Figure dataset records:
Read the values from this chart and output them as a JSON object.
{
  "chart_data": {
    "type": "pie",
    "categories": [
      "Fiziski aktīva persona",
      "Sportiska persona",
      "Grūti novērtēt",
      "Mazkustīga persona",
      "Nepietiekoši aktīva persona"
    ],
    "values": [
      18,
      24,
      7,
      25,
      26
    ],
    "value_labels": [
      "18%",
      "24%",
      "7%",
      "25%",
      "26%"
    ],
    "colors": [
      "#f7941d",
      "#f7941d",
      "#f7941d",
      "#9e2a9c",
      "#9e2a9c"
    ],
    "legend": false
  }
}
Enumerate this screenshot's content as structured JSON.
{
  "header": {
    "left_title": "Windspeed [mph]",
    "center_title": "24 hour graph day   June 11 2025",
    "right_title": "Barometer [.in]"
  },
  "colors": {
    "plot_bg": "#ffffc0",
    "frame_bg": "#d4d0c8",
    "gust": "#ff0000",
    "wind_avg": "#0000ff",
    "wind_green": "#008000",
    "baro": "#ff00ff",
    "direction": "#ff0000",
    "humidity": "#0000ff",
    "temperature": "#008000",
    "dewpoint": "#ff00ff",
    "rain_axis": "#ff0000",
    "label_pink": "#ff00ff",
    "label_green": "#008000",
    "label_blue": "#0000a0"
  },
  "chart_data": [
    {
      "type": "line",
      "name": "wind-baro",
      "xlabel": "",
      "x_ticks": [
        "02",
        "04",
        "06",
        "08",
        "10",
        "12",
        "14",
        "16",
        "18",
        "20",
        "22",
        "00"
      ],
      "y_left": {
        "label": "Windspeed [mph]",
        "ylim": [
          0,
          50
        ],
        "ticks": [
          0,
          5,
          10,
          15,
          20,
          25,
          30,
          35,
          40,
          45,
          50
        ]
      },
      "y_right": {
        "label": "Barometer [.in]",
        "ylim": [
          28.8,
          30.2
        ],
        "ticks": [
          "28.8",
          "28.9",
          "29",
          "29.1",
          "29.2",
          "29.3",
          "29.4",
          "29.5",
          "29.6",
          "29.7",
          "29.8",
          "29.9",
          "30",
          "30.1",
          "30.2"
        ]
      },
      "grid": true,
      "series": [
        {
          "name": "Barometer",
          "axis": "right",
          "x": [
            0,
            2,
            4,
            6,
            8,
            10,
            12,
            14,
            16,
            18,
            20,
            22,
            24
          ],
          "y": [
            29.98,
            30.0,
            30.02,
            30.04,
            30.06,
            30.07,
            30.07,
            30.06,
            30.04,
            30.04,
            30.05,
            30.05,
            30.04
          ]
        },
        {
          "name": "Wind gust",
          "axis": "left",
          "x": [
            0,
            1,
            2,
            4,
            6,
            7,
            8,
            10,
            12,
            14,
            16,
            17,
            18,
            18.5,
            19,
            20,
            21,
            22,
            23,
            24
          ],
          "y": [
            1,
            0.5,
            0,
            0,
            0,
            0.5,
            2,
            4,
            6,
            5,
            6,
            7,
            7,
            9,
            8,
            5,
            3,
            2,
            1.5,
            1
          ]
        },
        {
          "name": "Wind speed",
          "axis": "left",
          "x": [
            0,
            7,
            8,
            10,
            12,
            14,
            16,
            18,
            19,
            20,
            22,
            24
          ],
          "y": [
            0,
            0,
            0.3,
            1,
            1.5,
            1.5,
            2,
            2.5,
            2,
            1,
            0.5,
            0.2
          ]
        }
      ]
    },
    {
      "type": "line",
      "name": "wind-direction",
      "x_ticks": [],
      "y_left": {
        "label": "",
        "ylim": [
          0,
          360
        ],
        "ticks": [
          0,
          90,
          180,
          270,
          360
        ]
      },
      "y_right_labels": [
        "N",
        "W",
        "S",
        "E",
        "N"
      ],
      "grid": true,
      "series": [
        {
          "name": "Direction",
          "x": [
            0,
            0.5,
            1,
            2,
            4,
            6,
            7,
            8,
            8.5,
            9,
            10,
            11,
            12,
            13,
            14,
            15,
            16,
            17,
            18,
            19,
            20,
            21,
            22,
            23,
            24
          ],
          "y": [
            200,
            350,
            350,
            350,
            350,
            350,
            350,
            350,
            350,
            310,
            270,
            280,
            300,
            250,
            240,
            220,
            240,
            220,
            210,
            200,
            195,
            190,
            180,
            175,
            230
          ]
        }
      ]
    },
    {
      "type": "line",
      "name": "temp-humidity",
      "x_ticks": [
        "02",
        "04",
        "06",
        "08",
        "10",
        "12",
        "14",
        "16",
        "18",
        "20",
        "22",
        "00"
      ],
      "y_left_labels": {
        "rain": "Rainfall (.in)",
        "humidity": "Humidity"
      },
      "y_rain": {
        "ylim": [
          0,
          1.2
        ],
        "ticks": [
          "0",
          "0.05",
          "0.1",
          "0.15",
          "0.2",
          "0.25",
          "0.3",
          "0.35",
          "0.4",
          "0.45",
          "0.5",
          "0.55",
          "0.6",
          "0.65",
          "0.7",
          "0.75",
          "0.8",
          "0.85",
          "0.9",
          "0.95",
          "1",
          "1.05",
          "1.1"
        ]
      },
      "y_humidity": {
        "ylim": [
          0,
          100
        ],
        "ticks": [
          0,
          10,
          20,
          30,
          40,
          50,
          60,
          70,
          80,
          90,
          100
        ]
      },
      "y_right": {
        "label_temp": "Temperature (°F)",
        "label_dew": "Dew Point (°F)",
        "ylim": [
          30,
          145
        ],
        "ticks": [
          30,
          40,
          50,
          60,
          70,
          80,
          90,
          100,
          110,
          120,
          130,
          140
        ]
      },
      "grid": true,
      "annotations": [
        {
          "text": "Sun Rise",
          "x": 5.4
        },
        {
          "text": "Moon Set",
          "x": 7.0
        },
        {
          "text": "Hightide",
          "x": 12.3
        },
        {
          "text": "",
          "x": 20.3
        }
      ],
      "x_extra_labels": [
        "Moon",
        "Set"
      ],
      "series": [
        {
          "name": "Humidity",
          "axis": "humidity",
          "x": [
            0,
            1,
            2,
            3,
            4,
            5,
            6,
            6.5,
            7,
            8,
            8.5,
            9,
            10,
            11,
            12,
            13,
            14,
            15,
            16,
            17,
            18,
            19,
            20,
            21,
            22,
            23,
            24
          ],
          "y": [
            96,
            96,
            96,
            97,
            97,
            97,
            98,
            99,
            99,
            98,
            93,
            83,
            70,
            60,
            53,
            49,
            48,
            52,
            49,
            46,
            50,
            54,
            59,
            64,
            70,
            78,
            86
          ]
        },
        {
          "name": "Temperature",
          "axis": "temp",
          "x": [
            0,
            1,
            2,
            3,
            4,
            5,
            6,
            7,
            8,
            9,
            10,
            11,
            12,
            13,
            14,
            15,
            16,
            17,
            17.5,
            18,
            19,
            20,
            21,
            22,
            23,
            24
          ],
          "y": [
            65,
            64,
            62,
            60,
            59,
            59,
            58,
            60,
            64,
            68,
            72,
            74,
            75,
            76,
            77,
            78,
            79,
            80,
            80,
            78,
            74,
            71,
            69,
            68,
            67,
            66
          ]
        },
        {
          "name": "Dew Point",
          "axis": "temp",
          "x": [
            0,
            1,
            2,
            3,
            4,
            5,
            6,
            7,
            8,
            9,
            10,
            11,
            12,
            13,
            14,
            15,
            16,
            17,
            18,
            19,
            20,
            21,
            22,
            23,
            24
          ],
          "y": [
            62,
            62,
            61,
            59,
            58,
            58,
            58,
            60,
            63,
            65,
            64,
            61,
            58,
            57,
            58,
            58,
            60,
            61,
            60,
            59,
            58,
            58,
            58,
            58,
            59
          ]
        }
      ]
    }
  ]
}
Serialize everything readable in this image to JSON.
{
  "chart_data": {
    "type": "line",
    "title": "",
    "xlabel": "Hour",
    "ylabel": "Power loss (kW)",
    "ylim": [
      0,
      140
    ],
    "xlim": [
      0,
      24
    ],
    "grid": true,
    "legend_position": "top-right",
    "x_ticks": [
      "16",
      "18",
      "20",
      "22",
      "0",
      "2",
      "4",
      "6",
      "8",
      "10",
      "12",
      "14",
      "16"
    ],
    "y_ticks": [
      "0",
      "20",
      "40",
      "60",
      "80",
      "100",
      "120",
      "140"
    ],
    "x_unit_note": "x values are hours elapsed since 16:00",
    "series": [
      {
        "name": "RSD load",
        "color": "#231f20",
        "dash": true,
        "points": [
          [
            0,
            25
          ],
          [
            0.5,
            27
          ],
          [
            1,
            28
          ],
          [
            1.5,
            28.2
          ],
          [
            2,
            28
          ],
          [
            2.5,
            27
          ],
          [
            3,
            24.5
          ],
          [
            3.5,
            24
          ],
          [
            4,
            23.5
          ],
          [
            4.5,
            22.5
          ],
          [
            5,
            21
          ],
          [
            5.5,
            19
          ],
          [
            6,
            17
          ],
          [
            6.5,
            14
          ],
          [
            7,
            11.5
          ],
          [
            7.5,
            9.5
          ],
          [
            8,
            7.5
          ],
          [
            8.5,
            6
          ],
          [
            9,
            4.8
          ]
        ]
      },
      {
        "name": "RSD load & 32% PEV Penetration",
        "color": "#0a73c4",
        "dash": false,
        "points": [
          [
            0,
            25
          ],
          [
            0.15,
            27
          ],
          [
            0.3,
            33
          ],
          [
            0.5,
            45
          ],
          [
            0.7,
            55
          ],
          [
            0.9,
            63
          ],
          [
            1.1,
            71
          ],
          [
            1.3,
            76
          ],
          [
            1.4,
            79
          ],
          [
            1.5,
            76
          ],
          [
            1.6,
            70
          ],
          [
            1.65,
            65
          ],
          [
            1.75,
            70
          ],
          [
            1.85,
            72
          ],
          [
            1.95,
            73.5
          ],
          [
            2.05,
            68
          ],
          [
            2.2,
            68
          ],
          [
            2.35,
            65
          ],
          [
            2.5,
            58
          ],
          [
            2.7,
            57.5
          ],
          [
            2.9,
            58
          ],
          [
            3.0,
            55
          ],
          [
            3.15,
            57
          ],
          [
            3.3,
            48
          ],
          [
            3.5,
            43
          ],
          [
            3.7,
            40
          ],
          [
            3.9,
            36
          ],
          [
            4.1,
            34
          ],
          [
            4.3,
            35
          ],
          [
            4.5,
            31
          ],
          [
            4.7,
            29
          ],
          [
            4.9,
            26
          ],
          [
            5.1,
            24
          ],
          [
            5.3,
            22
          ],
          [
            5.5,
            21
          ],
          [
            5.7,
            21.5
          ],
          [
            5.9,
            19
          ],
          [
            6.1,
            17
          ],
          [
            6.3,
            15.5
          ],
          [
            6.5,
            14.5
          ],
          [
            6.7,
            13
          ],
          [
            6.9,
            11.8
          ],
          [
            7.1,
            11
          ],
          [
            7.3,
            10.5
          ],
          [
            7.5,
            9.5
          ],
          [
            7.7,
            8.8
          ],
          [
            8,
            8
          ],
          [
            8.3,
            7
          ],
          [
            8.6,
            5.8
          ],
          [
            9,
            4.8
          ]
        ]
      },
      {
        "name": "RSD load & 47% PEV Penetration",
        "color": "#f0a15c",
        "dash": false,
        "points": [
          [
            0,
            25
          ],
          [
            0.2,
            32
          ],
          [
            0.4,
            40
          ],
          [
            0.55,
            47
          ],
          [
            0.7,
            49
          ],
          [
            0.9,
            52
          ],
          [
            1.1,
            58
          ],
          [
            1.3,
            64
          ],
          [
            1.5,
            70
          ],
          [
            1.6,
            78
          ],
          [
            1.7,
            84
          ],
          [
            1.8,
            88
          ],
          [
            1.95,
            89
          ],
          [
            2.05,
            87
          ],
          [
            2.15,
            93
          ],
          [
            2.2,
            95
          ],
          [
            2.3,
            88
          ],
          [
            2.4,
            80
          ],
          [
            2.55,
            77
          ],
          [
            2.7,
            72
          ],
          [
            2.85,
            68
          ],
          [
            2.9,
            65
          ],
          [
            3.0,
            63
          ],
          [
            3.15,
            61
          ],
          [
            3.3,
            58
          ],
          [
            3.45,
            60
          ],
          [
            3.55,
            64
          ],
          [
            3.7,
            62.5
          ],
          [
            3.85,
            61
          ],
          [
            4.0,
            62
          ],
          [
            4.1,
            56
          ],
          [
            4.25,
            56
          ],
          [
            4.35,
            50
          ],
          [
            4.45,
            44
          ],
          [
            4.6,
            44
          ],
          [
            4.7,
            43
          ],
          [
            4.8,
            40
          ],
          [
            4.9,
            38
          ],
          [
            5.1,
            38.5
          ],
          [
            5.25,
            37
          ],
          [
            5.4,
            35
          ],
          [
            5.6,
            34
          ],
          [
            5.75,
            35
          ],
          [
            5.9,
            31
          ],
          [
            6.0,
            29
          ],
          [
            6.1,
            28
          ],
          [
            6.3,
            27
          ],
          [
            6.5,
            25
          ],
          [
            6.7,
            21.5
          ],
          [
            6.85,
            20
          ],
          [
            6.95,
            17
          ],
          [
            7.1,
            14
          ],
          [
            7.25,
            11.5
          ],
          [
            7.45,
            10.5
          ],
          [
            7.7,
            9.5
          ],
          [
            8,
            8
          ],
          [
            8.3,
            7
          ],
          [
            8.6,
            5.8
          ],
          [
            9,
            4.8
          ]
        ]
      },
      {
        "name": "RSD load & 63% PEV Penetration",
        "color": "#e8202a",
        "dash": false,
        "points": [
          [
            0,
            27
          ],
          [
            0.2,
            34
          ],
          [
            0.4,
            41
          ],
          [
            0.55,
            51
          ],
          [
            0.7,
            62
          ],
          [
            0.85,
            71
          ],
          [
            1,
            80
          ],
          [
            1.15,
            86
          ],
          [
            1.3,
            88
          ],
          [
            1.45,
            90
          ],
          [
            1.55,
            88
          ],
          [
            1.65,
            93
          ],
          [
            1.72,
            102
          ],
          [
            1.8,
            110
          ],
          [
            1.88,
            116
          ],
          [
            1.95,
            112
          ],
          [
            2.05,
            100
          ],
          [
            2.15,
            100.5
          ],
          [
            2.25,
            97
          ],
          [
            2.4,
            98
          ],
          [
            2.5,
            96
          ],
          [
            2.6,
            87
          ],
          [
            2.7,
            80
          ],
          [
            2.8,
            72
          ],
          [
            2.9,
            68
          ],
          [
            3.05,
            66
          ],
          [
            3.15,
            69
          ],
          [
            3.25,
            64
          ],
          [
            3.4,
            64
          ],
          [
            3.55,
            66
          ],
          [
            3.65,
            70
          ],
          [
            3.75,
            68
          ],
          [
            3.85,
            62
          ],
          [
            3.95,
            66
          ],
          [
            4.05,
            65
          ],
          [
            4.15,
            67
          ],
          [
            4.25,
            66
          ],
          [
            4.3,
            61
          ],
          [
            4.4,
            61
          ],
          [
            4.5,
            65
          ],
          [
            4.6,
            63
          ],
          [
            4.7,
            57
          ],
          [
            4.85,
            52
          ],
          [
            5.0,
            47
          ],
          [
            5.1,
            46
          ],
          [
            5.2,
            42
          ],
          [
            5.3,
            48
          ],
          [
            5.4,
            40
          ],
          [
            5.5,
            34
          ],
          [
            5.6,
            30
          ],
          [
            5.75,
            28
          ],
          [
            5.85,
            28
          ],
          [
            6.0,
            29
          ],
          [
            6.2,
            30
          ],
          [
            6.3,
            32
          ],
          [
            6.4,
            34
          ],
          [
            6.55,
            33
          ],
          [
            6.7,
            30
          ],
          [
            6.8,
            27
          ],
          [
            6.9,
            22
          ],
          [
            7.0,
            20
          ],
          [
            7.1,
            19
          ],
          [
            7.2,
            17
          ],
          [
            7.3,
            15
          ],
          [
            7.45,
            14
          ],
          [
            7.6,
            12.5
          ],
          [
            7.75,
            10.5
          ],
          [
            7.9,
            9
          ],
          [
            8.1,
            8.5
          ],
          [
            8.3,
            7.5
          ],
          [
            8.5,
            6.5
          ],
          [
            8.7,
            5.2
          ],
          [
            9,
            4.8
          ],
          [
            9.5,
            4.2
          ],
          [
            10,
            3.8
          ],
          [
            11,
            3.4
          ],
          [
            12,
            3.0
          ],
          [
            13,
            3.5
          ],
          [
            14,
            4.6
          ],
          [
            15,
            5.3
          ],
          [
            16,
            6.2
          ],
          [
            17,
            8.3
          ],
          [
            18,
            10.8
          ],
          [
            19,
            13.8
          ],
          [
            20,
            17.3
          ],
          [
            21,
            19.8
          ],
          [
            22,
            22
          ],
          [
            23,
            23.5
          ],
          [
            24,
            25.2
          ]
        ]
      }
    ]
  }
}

WORK INSTRUCTIONS -
Of the lines in the material above, state how many contain the string "values"; give no other text.

ANSWER TO THE TASK -
3